_Short problem_. Reproduce the records below exactly as given.

_Given data_.
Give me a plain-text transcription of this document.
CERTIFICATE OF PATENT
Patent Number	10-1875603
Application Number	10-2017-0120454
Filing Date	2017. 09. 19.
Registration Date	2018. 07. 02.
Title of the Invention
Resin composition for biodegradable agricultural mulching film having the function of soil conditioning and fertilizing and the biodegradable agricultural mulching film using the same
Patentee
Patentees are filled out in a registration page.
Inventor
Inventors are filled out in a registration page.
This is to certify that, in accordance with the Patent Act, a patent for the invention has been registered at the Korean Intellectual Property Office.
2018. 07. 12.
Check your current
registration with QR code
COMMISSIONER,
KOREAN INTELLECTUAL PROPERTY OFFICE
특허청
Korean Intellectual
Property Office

_In response_.
Give me a plain-text transcription of this document.
CERTIFICATE OF PATENT
Patent Number	10-1875603
Application Number	10-2017-0120454
Filing Date	2017. 09. 19.
Registration Date	2018. 07. 02.
Title of the Invention
Resin composition for biodegradable agricultural mulching film having the function of soil conditioning and fertilizing and the biodegradable agricultural mulching film using the same
Patentee
Patentees are filled out in a registration page.
Inventor
Inventors are filled out in a registration page.
This is to certify that, in accordance with the Patent Act, a patent for the invention has been registered at the Korean Intellectual Property Office.
2018. 07. 12.
Check your current
registration with QR code
COMMISSIONER,
KOREAN INTELLECTUAL PROPERTY OFFICE
특허청
Korean Intellectual
Property Office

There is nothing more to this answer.